[Box annotation data]
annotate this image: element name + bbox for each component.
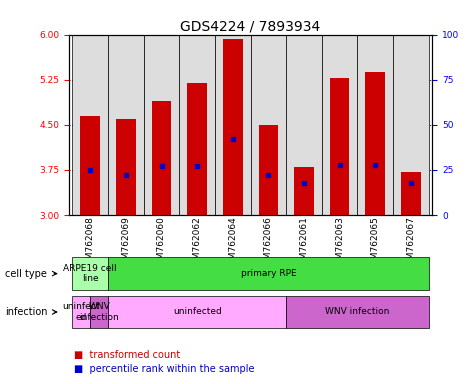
Bar xyxy=(258,125,278,215)
Bar xyxy=(294,167,314,215)
Text: uninfected: uninfected xyxy=(173,308,221,316)
Text: infection: infection xyxy=(5,307,47,317)
Bar xyxy=(365,72,385,215)
FancyBboxPatch shape xyxy=(286,35,322,215)
FancyBboxPatch shape xyxy=(143,35,180,215)
Bar xyxy=(152,101,171,215)
Bar xyxy=(223,40,243,215)
Bar xyxy=(401,172,421,215)
Text: uninfect
ed: uninfect ed xyxy=(63,302,100,322)
Text: primary RPE: primary RPE xyxy=(240,269,296,278)
Text: ■  percentile rank within the sample: ■ percentile rank within the sample xyxy=(74,364,254,374)
FancyBboxPatch shape xyxy=(358,35,393,215)
Text: ■  transformed count: ■ transformed count xyxy=(74,350,180,360)
FancyBboxPatch shape xyxy=(393,35,429,215)
Bar xyxy=(187,83,207,215)
FancyBboxPatch shape xyxy=(215,35,251,215)
Text: cell type: cell type xyxy=(5,268,47,279)
FancyBboxPatch shape xyxy=(251,35,286,215)
Bar xyxy=(80,116,100,215)
Bar xyxy=(116,119,136,215)
FancyBboxPatch shape xyxy=(180,35,215,215)
Text: ARPE19 cell
line: ARPE19 cell line xyxy=(64,264,117,283)
FancyBboxPatch shape xyxy=(322,35,358,215)
Title: GDS4224 / 7893934: GDS4224 / 7893934 xyxy=(180,20,321,33)
FancyBboxPatch shape xyxy=(72,35,108,215)
Bar xyxy=(330,78,350,215)
Text: WNV
infection: WNV infection xyxy=(79,302,119,322)
FancyBboxPatch shape xyxy=(108,35,143,215)
Text: WNV infection: WNV infection xyxy=(325,308,389,316)
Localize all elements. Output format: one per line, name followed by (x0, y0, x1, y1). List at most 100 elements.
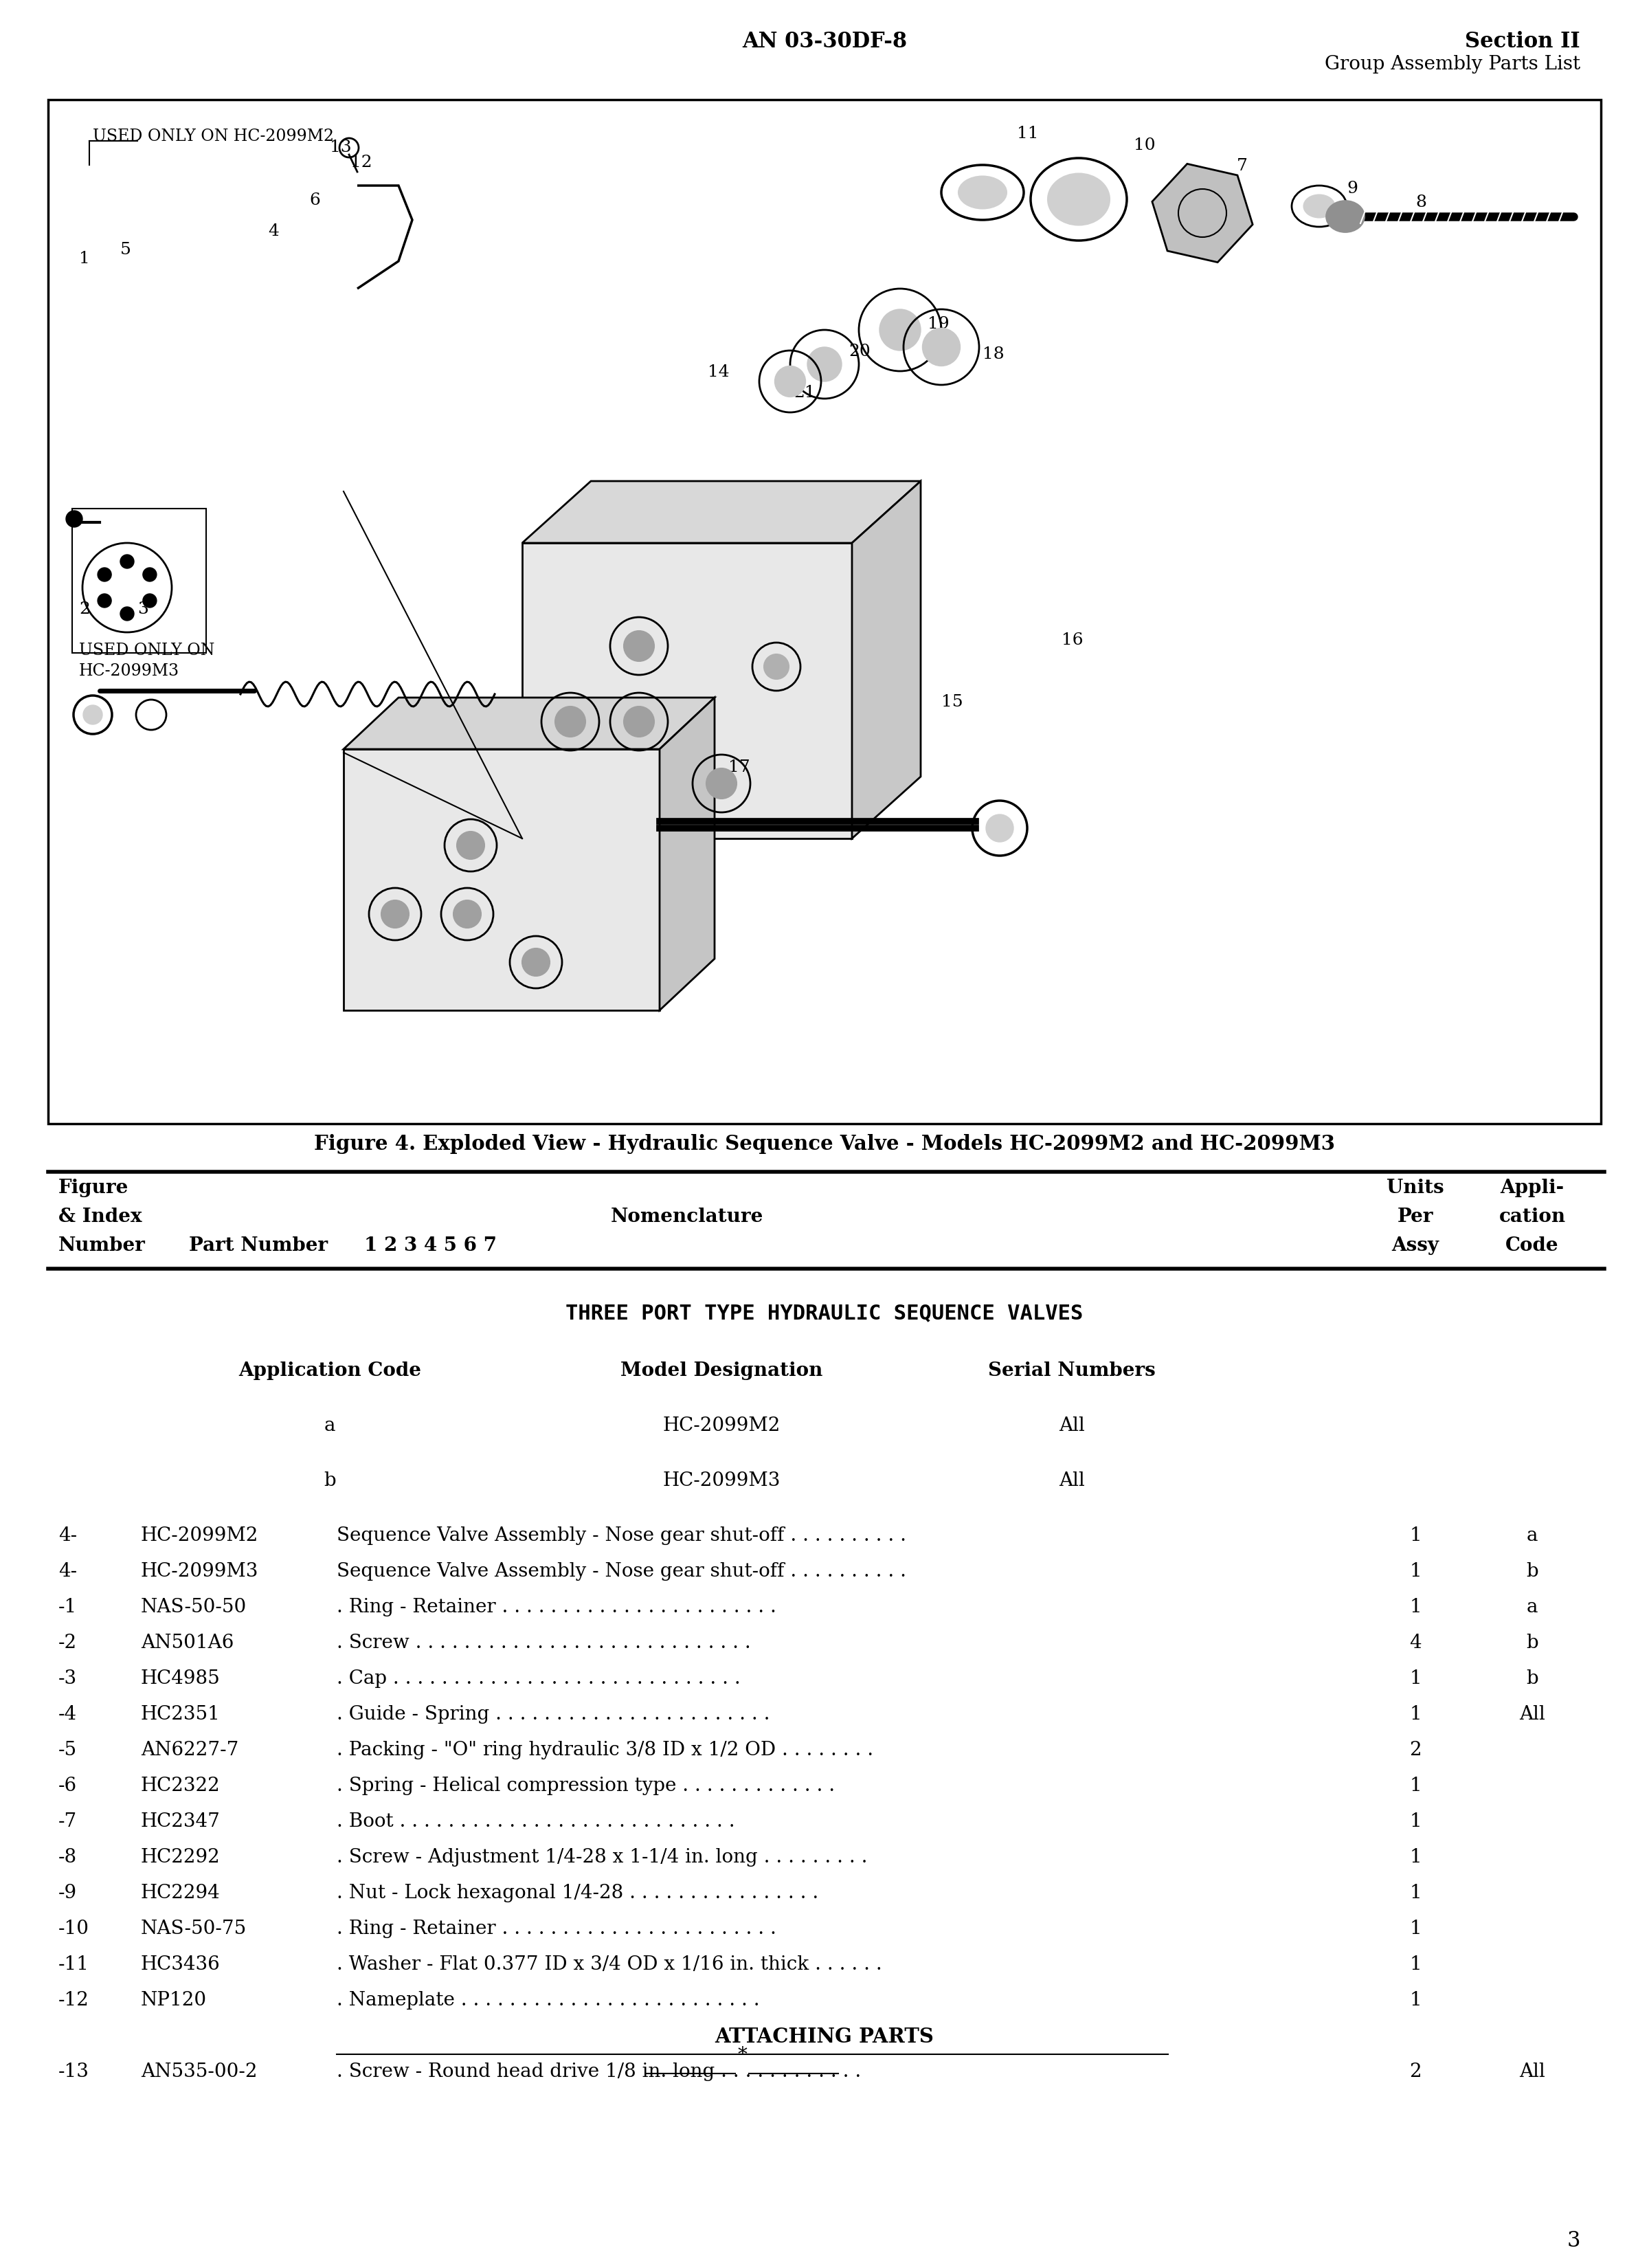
Text: Code: Code (1506, 1236, 1558, 1254)
Text: . Nut - Lock hexagonal 1/4-28 . . . . . . . . . . . . . . . .: . Nut - Lock hexagonal 1/4-28 . . . . . … (336, 1885, 818, 1903)
Circle shape (120, 556, 134, 569)
Text: All: All (1059, 1472, 1085, 1490)
Text: HC2347: HC2347 (140, 1812, 221, 1830)
Text: 11: 11 (1017, 125, 1039, 141)
Text: HC4985: HC4985 (140, 1669, 221, 1687)
Text: -5: -5 (58, 1742, 78, 1760)
Text: NAS-50-75: NAS-50-75 (140, 1919, 247, 1939)
Text: b: b (1525, 1669, 1539, 1687)
Circle shape (143, 567, 157, 581)
Circle shape (82, 705, 102, 723)
Text: 19: 19 (927, 315, 950, 331)
Text: -13: -13 (58, 2062, 89, 2082)
Ellipse shape (958, 177, 1006, 209)
Text: 1: 1 (79, 252, 89, 268)
Bar (523, 542, 853, 839)
Circle shape (763, 653, 788, 678)
Text: . Nameplate . . . . . . . . . . . . . . . . . . . . . . . . .: . Nameplate . . . . . . . . . . . . . . … (336, 1991, 760, 2009)
Text: HC-2099M2: HC-2099M2 (663, 1418, 780, 1436)
Text: . Ring - Retainer . . . . . . . . . . . . . . . . . . . . . . .: . Ring - Retainer . . . . . . . . . . . … (336, 1599, 777, 1617)
Text: 1: 1 (1410, 1706, 1421, 1724)
Text: Units: Units (1387, 1179, 1445, 1198)
Text: -9: -9 (58, 1885, 78, 1903)
Circle shape (97, 567, 112, 581)
Text: Section II: Section II (1464, 32, 1580, 52)
Text: AN535-00-2: AN535-00-2 (140, 2062, 257, 2082)
Text: 15: 15 (942, 694, 963, 710)
Text: 8: 8 (1415, 195, 1426, 211)
Text: -2: -2 (58, 1633, 78, 1651)
Text: All: All (1059, 1418, 1085, 1436)
Text: 1: 1 (1410, 1563, 1421, 1581)
Text: 1 2 3 4 5 6 7: 1 2 3 4 5 6 7 (364, 1236, 496, 1254)
Text: a: a (1527, 1599, 1539, 1617)
Text: 12: 12 (351, 154, 373, 170)
Text: 4: 4 (267, 222, 279, 238)
Text: HC-2099M3: HC-2099M3 (663, 1472, 780, 1490)
Text: -10: -10 (58, 1919, 89, 1939)
Text: NP120: NP120 (140, 1991, 206, 2009)
Circle shape (523, 948, 549, 975)
Text: Figure 4. Exploded View - Hydraulic Sequence Valve - Models HC-2099M2 and HC-209: Figure 4. Exploded View - Hydraulic Sequ… (313, 1134, 1336, 1154)
Text: -12: -12 (58, 1991, 89, 2009)
Text: a: a (1527, 1526, 1539, 1545)
Circle shape (556, 708, 585, 737)
Text: Per: Per (1397, 1207, 1433, 1227)
Text: . Spring - Helical compression type . . . . . . . . . . . . .: . Spring - Helical compression type . . … (336, 1776, 834, 1796)
Text: 1: 1 (1410, 1599, 1421, 1617)
Text: 14: 14 (707, 365, 729, 381)
Text: AN501A6: AN501A6 (140, 1633, 234, 1651)
Circle shape (623, 631, 655, 662)
Text: 1: 1 (1410, 1848, 1421, 1867)
Text: Part Number: Part Number (190, 1236, 328, 1254)
Text: b: b (323, 1472, 336, 1490)
Ellipse shape (1047, 175, 1110, 225)
Text: . Boot . . . . . . . . . . . . . . . . . . . . . . . . . . . .: . Boot . . . . . . . . . . . . . . . . .… (336, 1812, 735, 1830)
Text: 1: 1 (1410, 1812, 1421, 1830)
Text: Model Designation: Model Designation (620, 1361, 823, 1379)
Circle shape (623, 708, 655, 737)
Circle shape (97, 594, 112, 608)
Circle shape (381, 900, 409, 928)
Polygon shape (660, 699, 714, 1009)
Polygon shape (853, 481, 920, 839)
Text: Nomenclature: Nomenclature (610, 1207, 763, 1227)
Text: . Screw - Adjustment 1/4-28 x 1-1/4 in. long . . . . . . . . .: . Screw - Adjustment 1/4-28 x 1-1/4 in. … (336, 1848, 867, 1867)
Circle shape (120, 608, 134, 621)
Text: . Washer - Flat 0.377 ID x 3/4 OD x 1/16 in. thick . . . . . .: . Washer - Flat 0.377 ID x 3/4 OD x 1/16… (336, 1955, 882, 1973)
Text: NAS-50-50: NAS-50-50 (140, 1599, 247, 1617)
Circle shape (986, 814, 1014, 841)
Text: HC-2099M3: HC-2099M3 (140, 1563, 259, 1581)
Text: -3: -3 (58, 1669, 78, 1687)
Text: 1: 1 (1410, 1885, 1421, 1903)
Text: -8: -8 (58, 1848, 78, 1867)
Text: All: All (1519, 1706, 1545, 1724)
Text: 1: 1 (1410, 1776, 1421, 1796)
Text: 2: 2 (79, 601, 91, 617)
Text: HC2322: HC2322 (140, 1776, 221, 1796)
Text: -4: -4 (58, 1706, 78, 1724)
Text: Application Code: Application Code (239, 1361, 420, 1379)
Text: Assy: Assy (1392, 1236, 1440, 1254)
Polygon shape (343, 699, 714, 748)
Text: AN 03-30DF-8: AN 03-30DF-8 (742, 32, 907, 52)
Text: 6: 6 (310, 193, 320, 209)
Text: 3: 3 (137, 601, 148, 617)
Text: 16: 16 (1062, 633, 1083, 649)
Text: 3: 3 (1567, 2229, 1580, 2252)
Text: . Screw - Round head drive 1/8 in. long . . . . . . . . . . . .: . Screw - Round head drive 1/8 in. long … (336, 2062, 861, 2082)
Text: 1: 1 (1410, 1991, 1421, 2009)
Text: AN6227-7: AN6227-7 (140, 1742, 239, 1760)
Text: b: b (1525, 1633, 1539, 1651)
Text: . Ring - Retainer . . . . . . . . . . . . . . . . . . . . . . .: . Ring - Retainer . . . . . . . . . . . … (336, 1919, 777, 1939)
Text: All: All (1519, 2062, 1545, 2082)
Bar (48, 100, 1601, 1123)
Text: HC2292: HC2292 (140, 1848, 221, 1867)
Text: & Index: & Index (58, 1207, 142, 1227)
Ellipse shape (1304, 195, 1334, 218)
Polygon shape (523, 481, 920, 542)
Text: 10: 10 (1135, 138, 1156, 154)
Text: . Guide - Spring . . . . . . . . . . . . . . . . . . . . . . .: . Guide - Spring . . . . . . . . . . . .… (336, 1706, 770, 1724)
Text: HC3436: HC3436 (140, 1955, 221, 1973)
Text: Number: Number (58, 1236, 145, 1254)
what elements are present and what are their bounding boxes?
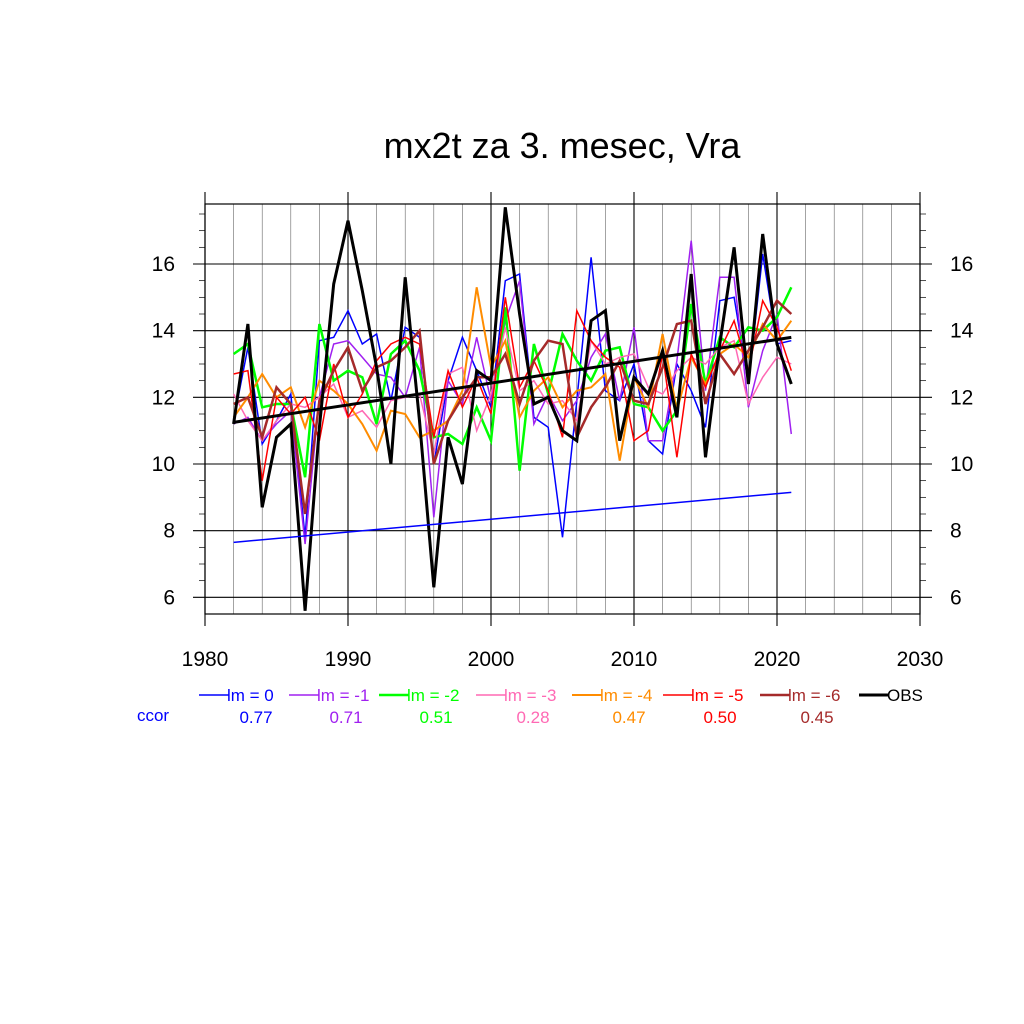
x-tick-label: 1980 [182,648,229,671]
axis-ticks: 6 6 8 8 10 10 12 12 14 14 16 16 1980 1990 2000 2010 2020… [152,253,974,671]
legend-entry-label: lm = -5 [691,686,743,705]
y-tick-label-left: 8 [163,520,175,543]
y-tick-label-left: 10 [152,453,175,476]
chart-title: mx2t za 3. mesec, Vra [384,125,742,166]
trend-line-1 [233,335,792,424]
plot-frame [204,203,921,615]
x-tick-label: 2030 [897,648,944,671]
y-tick-label-left: 14 [152,320,176,343]
legend-ccor-value: 0.50 [703,708,736,727]
y-tick-label-left: 6 [163,586,175,609]
legend-ccor-value: 0.51 [419,708,452,727]
x-tick-label: 2000 [468,648,515,671]
y-tick-label-left: 12 [152,386,175,409]
legend: ccor lm = 0 0.77 lm = -1 0.71 lm = -2 0.51 lm =… [137,686,923,727]
x-tick-label: 1990 [325,648,372,671]
y-tick-label-right: 6 [950,586,962,609]
series-line-7 [232,207,793,611]
legend-entry-label: lm = -2 [407,686,459,705]
legend-entry-label: lm = -1 [317,686,369,705]
y-tick-label-right: 8 [950,520,962,543]
legend-entry-label: OBS [887,686,923,705]
y-tick-label-right: 14 [950,320,974,343]
x-tick-label: 2010 [611,648,658,671]
y-tick-label-right: 12 [950,386,973,409]
y-tick-label-right: 10 [950,453,973,476]
legend-entry-label: lm = -4 [600,686,652,705]
y-tick-label-right: 16 [950,253,973,276]
legend-ccor-value: 0.71 [329,708,362,727]
legend-ccor-value: 0.47 [612,708,645,727]
legend-entry-label: lm = -6 [788,686,840,705]
legend-row-label: ccor [137,706,169,725]
legend-ccor-value: 0.77 [239,708,272,727]
trend-line-0 [233,491,792,544]
legend-entry-label: lm = 0 [227,686,274,705]
legend-ccor-value: 0.45 [800,708,833,727]
legend-ccor-value: 0.28 [516,708,549,727]
series-line-0 [232,253,792,538]
series-layer [232,207,793,611]
x-tick-label: 2020 [754,648,801,671]
legend-entry-label: lm = -3 [504,686,556,705]
y-tick-label-left: 16 [152,253,175,276]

● **Description of the task**: Swap "hexagonal" for "square" in everything from the line containing "Text: Code: Code (1506, 1236, 1558, 1254)" down to the line containing "Text: All: All (1059, 1472, 1085, 1490)", and write out those lines with nothing else changed.

● **Written response**:
Text: Code: Code (1506, 1236, 1558, 1254)
Text: . Nut - Lock square 1/4-28 . . . . . . . . . . . . . . . .: . Nut - Lock square 1/4-28 . . . . . … (336, 1885, 818, 1903)
Circle shape (120, 556, 134, 569)
Text: All: All (1059, 1472, 1085, 1490)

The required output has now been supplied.